The problem. Read the records and write them out again exactly.

Records for this exercise.
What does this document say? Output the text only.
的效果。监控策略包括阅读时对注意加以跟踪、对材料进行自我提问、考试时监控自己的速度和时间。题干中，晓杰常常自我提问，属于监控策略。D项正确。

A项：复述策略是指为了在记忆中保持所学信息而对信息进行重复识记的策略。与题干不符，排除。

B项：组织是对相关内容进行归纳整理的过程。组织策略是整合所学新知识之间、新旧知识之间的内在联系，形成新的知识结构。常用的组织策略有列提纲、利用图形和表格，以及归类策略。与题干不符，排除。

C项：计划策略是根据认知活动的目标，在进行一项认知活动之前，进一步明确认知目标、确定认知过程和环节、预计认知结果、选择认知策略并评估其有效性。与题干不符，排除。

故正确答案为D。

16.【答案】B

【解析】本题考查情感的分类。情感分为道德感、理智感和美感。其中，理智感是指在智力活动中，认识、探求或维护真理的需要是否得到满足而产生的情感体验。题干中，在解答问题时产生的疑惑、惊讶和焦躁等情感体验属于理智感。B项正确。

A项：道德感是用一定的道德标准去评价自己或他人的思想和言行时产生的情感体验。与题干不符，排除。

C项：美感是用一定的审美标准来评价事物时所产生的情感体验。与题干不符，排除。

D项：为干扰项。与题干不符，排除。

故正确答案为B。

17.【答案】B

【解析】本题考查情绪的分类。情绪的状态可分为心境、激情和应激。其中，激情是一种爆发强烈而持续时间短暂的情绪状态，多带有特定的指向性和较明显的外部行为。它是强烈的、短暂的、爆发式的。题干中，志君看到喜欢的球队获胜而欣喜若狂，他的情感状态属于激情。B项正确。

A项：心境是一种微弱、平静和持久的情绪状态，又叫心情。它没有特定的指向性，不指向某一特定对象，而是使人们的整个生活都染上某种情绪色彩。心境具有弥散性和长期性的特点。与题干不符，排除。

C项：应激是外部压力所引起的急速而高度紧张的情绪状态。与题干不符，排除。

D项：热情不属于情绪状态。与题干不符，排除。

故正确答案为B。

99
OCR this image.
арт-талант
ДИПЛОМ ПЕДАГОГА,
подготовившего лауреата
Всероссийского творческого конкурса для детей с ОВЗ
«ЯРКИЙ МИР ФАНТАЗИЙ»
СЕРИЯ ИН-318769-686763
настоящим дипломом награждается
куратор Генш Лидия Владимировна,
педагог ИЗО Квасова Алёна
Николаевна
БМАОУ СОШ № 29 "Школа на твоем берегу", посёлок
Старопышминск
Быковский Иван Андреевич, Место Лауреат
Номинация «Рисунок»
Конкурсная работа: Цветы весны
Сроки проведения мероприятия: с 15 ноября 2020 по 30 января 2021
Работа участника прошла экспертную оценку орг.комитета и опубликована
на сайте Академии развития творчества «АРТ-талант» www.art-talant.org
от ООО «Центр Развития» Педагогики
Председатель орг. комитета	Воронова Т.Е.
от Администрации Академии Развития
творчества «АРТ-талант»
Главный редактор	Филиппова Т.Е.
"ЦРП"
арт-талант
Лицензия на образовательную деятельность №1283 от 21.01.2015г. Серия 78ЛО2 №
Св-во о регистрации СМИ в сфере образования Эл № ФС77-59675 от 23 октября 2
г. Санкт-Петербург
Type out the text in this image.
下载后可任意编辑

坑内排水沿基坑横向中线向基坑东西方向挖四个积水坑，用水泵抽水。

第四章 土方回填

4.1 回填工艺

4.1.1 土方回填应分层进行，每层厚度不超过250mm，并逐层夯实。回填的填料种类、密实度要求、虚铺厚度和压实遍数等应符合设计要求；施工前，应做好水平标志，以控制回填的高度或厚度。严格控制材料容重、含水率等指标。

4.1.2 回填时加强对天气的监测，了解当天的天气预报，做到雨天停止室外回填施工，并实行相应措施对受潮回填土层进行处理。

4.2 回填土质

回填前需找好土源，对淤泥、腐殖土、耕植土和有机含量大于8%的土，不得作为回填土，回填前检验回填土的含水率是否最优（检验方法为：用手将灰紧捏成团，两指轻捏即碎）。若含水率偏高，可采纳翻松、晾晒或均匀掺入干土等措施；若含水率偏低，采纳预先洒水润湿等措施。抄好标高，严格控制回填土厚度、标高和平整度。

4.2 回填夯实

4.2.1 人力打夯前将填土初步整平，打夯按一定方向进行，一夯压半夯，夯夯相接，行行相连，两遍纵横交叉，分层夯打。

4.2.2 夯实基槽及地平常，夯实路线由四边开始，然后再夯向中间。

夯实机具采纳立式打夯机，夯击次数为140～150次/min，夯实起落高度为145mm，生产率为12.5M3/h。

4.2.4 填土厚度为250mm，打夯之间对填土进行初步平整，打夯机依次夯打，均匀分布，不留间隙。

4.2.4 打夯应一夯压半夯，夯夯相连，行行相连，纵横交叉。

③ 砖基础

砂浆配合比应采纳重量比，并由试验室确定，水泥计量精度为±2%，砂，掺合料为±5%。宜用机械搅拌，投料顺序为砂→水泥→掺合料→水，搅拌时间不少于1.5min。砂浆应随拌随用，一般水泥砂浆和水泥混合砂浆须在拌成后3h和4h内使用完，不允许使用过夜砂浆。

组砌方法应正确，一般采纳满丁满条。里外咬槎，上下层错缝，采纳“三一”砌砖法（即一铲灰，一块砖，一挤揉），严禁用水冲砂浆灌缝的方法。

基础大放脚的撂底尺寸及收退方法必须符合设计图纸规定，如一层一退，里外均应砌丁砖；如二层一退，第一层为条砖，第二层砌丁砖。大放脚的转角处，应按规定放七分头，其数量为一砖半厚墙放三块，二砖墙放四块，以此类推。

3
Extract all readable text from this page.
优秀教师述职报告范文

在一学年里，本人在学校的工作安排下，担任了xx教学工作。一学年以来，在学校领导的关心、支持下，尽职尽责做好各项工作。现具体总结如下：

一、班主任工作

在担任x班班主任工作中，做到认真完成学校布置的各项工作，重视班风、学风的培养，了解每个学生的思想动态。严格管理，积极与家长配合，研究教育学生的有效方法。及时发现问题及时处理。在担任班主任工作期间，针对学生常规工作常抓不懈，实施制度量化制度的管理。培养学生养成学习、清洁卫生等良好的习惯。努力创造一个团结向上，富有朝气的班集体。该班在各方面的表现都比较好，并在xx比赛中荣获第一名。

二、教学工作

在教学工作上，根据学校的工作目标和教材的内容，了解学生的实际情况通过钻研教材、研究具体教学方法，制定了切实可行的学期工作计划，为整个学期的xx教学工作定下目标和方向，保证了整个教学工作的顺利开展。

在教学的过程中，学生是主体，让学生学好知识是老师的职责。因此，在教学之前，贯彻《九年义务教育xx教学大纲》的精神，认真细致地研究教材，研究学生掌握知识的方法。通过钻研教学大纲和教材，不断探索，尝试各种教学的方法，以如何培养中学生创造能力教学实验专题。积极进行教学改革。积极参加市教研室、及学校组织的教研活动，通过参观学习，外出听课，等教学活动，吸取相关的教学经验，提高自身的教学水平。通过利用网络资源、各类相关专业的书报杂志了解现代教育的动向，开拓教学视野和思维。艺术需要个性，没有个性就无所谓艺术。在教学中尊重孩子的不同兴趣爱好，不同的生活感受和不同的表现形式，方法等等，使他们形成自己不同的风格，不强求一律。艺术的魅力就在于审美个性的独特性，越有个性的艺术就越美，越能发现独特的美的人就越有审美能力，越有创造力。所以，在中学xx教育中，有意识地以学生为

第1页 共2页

Reply to the exercise.
What does this document say? Output the text only.
的效果。监控策略包括阅读时对注意加以跟踪、对材料进行自我提问、考试时监控自己的速度和时间。题干中，晓杰常常自我提问，属于监控策略。D项正确。

A项：复述策略是指为了在记忆中保持所学信息而对信息进行重复识记的策略。与题干不符，排除。

B项：组织是对相关内容进行归纳整理的过程。组织策略是整合所学新知识之间、新旧知识之间的内在联系，形成新的知识结构。常用的组织策略有列提纲、利用图形和表格，以及归类策略。与题干不符，排除。

C项：计划策略是根据认知活动的目标，在进行一项认知活动之前，进一步明确认知目标、确定认知过程和环节、预计认知结果、选择认知策略并评估其有效性。与题干不符，排除。

故正确答案为D。

16.【答案】B

【解析】本题考查情感的分类。情感分为道德感、理智感和美感。其中，理智感是指在智力活动中，认识、探求或维护真理的需要是否得到满足而产生的情感体验。题干中，在解答问题时产生的疑惑、惊讶和焦躁等情感体验属于理智感。B项正确。

A项：道德感是用一定的道德标准去评价自己或他人的思想和言行时产生的情感体验。与题干不符，排除。

C项：美感是用一定的审美标准来评价事物时所产生的情感体验。与题干不符，排除。

D项：为干扰项。与题干不符，排除。

故正确答案为B。

17.【答案】B

【解析】本题考查情绪的分类。情绪的状态可分为心境、激情和应激。其中，激情是一种爆发强烈而持续时间短暂的情绪状态，多带有特定的指向性和较明显的外部行为。它是强烈的、短暂的、爆发式的。题干中，志君看到喜欢的球队获胜而欣喜若狂，他的情感状态属于激情。B项正确。

A项：心境是一种微弱、平静和持久的情绪状态，又叫心情。它没有特定的指向性，不指向某一特定对象，而是使人们的整个生活都染上某种情绪色彩。心境具有弥散性和长期性的特点。与题干不符，排除。

C项：应激是外部压力所引起的急速而高度紧张的情绪状态。与题干不符，排除。

D项：热情不属于情绪状态。与题干不符，排除。

故正确答案为B。

99
OCR this image.
арт-талант
ДИПЛОМ ПЕДАГОГА,
подготовившего лауреата
Всероссийского творческого конкурса для детей с ОВЗ
«ЯРКИЙ МИР ФАНТАЗИЙ»
СЕРИЯ ИН-318769-686763
настоящим дипломом награждается
куратор Генш Лидия Владимировна,
педагог ИЗО Квасова Алёна
Николаевна
БМАОУ СОШ № 29 "Школа на твоем берегу", посёлок
Старопышминск
Быковский Иван Андреевич, Место Лауреат
Номинация «Рисунок»
Конкурсная работа: Цветы весны
Сроки проведения мероприятия: с 15 ноября 2020 по 30 января 2021
Работа участника прошла экспертную оценку орг.комитета и опубликована
на сайте Академии развития творчества «АРТ-талант» www.art-talant.org
от ООО «Центр Развития» Педагогики
Председатель орг. комитета	Воронова Т.Е.
от Администрации Академии Развития
творчества «АРТ-талант»
Главный редактор	Филиппова Т.Е.
"ЦРП"
арт-талант
Лицензия на образовательную деятельность №1283 от 21.01.2015г. Серия 78ЛО2 №
Св-во о регистрации СМИ в сфере образования Эл № ФС77-59675 от 23 октября 2
г. Санкт-Петербург
Type out the text in this image.
下载后可任意编辑

坑内排水沿基坑横向中线向基坑东西方向挖四个积水坑，用水泵抽水。

第四章 土方回填

4.1 回填工艺

4.1.1 土方回填应分层进行，每层厚度不超过250mm，并逐层夯实。回填的填料种类、密实度要求、虚铺厚度和压实遍数等应符合设计要求；施工前，应做好水平标志，以控制回填的高度或厚度。严格控制材料容重、含水率等指标。

4.1.2 回填时加强对天气的监测，了解当天的天气预报，做到雨天停止室外回填施工，并实行相应措施对受潮回填土层进行处理。

4.2 回填土质

回填前需找好土源，对淤泥、腐殖土、耕植土和有机含量大于8%的土，不得作为回填土，回填前检验回填土的含水率是否最优（检验方法为：用手将灰紧捏成团，两指轻捏即碎）。若含水率偏高，可采纳翻松、晾晒或均匀掺入干土等措施；若含水率偏低，采纳预先洒水润湿等措施。抄好标高，严格控制回填土厚度、标高和平整度。

4.2 回填夯实

4.2.1 人力打夯前将填土初步整平，打夯按一定方向进行，一夯压半夯，夯夯相接，行行相连，两遍纵横交叉，分层夯打。

4.2.2 夯实基槽及地平常，夯实路线由四边开始，然后再夯向中间。

夯实机具采纳立式打夯机，夯击次数为140～150次/min，夯实起落高度为145mm，生产率为12.5M3/h。

4.2.4 填土厚度为250mm，打夯之间对填土进行初步平整，打夯机依次夯打，均匀分布，不留间隙。

4.2.4 打夯应一夯压半夯，夯夯相连，行行相连，纵横交叉。

③ 砖基础

砂浆配合比应采纳重量比，并由试验室确定，水泥计量精度为±2%，砂，掺合料为±5%。宜用机械搅拌，投料顺序为砂→水泥→掺合料→水，搅拌时间不少于1.5min。砂浆应随拌随用，一般水泥砂浆和水泥混合砂浆须在拌成后3h和4h内使用完，不允许使用过夜砂浆。

组砌方法应正确，一般采纳满丁满条。里外咬槎，上下层错缝，采纳“三一”砌砖法（即一铲灰，一块砖，一挤揉），严禁用水冲砂浆灌缝的方法。

基础大放脚的撂底尺寸及收退方法必须符合设计图纸规定，如一层一退，里外均应砌丁砖；如二层一退，第一层为条砖，第二层砌丁砖。大放脚的转角处，应按规定放七分头，其数量为一砖半厚墙放三块，二砖墙放四块，以此类推。

3
Extract all readable text from this page.
优秀教师述职报告范文

在一学年里，本人在学校的工作安排下，担任了xx教学工作。一学年以来，在学校领导的关心、支持下，尽职尽责做好各项工作。现具体总结如下：

一、班主任工作

在担任x班班主任工作中，做到认真完成学校布置的各项工作，重视班风、学风的培养，了解每个学生的思想动态。严格管理，积极与家长配合，研究教育学生的有效方法。及时发现问题及时处理。在担任班主任工作期间，针对学生常规工作常抓不懈，实施制度量化制度的管理。培养学生养成学习、清洁卫生等良好的习惯。努力创造一个团结向上，富有朝气的班集体。该班在各方面的表现都比较好，并在xx比赛中荣获第一名。

二、教学工作

在教学工作上，根据学校的工作目标和教材的内容，了解学生的实际情况通过钻研教材、研究具体教学方法，制定了切实可行的学期工作计划，为整个学期的xx教学工作定下目标和方向，保证了整个教学工作的顺利开展。

在教学的过程中，学生是主体，让学生学好知识是老师的职责。因此，在教学之前，贯彻《九年义务教育xx教学大纲》的精神，认真细致地研究教材，研究学生掌握知识的方法。通过钻研教学大纲和教材，不断探索，尝试各种教学的方法，以如何培养中学生创造能力教学实验专题。积极进行教学改革。积极参加市教研室、及学校组织的教研活动，通过参观学习，外出听课，等教学活动，吸取相关的教学经验，提高自身的教学水平。通过利用网络资源、各类相关专业的书报杂志了解现代教育的动向，开拓教学视野和思维。艺术需要个性，没有个性就无所谓艺术。在教学中尊重孩子的不同兴趣爱好，不同的生活感受和不同的表现形式，方法等等，使他们形成自己不同的风格，不强求一律。艺术的魅力就在于审美个性的独特性，越有个性的艺术就越美，越能发现独特的美的人就越有审美能力，越有创造力。所以，在中学xx教育中，有意识地以学生为

第1页 共2页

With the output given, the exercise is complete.